+++ RECORDS FOR THIS TASK

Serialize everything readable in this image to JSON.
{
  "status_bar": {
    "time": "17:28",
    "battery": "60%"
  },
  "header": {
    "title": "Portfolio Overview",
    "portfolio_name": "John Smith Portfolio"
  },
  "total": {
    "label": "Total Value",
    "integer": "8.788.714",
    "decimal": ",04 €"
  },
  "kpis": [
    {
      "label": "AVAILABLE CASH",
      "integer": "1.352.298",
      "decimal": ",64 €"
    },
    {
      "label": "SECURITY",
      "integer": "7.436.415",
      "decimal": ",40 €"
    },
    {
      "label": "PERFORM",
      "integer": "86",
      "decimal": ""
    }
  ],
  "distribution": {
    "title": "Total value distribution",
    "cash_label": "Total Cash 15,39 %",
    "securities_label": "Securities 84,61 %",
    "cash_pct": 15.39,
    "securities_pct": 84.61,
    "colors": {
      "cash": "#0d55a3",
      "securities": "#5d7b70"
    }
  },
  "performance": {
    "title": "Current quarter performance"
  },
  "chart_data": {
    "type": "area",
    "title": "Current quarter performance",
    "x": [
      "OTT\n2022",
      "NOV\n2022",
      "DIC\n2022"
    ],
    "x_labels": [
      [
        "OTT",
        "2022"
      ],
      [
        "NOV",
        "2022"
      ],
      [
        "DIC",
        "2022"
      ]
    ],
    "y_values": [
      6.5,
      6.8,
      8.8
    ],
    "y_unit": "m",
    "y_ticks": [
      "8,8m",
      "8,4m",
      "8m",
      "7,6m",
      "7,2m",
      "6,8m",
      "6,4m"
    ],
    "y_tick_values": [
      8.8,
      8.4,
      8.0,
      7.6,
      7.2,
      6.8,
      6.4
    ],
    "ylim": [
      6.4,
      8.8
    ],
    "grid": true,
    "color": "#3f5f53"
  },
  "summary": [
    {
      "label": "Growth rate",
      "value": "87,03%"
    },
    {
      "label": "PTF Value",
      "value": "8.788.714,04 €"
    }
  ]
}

++++++

Reproduce each line of the entries in which the word "Current" is found.

    "title": "Current quarter performance"
    "title": "Current quarter performance",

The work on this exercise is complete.